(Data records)
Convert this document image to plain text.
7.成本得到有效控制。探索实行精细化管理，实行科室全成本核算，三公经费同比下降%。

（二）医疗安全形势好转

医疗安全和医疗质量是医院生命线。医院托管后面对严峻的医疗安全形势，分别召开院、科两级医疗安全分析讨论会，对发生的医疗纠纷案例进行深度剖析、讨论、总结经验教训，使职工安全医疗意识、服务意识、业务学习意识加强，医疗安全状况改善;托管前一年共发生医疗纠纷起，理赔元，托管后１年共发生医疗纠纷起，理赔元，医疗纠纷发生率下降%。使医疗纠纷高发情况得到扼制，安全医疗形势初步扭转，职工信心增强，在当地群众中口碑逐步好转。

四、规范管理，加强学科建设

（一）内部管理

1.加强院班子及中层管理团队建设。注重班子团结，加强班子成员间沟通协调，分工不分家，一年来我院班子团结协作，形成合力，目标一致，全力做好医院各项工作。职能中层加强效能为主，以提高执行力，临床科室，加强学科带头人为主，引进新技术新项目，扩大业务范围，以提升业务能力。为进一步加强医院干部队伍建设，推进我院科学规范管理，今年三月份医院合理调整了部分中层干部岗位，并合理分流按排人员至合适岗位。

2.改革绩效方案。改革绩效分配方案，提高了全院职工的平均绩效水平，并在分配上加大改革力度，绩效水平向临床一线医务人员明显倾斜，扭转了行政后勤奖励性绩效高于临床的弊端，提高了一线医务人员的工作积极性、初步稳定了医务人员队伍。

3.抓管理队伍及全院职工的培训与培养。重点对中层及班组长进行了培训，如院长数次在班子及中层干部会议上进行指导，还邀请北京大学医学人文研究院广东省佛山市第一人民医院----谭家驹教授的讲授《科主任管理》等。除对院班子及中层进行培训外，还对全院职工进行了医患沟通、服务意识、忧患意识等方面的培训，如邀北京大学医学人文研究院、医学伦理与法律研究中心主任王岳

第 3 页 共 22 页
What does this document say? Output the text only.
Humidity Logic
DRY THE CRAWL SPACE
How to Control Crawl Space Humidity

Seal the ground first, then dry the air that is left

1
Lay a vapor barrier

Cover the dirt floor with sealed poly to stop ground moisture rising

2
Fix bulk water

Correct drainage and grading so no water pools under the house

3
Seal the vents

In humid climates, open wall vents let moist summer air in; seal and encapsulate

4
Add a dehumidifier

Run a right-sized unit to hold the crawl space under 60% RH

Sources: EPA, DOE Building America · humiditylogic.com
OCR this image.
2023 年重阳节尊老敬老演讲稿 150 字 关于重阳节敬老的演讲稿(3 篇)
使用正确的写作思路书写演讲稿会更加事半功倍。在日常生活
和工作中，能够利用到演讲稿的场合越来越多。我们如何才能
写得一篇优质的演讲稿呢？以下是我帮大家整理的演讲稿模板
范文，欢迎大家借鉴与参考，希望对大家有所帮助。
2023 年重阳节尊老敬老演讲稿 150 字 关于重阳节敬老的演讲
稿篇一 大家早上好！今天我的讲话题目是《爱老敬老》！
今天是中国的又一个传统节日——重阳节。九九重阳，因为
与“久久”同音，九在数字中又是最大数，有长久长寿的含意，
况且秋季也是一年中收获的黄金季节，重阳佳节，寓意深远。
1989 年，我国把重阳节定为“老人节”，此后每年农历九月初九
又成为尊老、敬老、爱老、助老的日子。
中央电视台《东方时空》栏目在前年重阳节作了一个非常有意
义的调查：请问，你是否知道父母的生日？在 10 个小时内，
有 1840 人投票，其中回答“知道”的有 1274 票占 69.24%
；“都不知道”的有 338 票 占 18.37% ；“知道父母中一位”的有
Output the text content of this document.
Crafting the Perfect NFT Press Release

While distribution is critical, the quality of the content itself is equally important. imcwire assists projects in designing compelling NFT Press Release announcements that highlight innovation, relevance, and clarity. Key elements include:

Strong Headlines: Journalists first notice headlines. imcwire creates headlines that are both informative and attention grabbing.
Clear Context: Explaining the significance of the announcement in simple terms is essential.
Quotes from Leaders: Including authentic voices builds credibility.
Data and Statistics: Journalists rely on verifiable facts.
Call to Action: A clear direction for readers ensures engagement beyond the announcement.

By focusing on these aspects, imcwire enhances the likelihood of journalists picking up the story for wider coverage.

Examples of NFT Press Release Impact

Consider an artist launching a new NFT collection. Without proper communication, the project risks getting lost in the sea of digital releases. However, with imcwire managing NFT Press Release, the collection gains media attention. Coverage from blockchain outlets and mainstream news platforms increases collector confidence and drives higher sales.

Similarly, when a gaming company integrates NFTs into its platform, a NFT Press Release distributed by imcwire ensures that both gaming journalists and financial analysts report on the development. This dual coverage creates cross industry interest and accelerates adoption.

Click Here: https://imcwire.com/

▶ _Your task_
Scan the material line by line and report each one that contains "vents".

▶ _Written response_
Seal the vents
In humid climates, open wall vents let moist summer air in; seal and encapsulate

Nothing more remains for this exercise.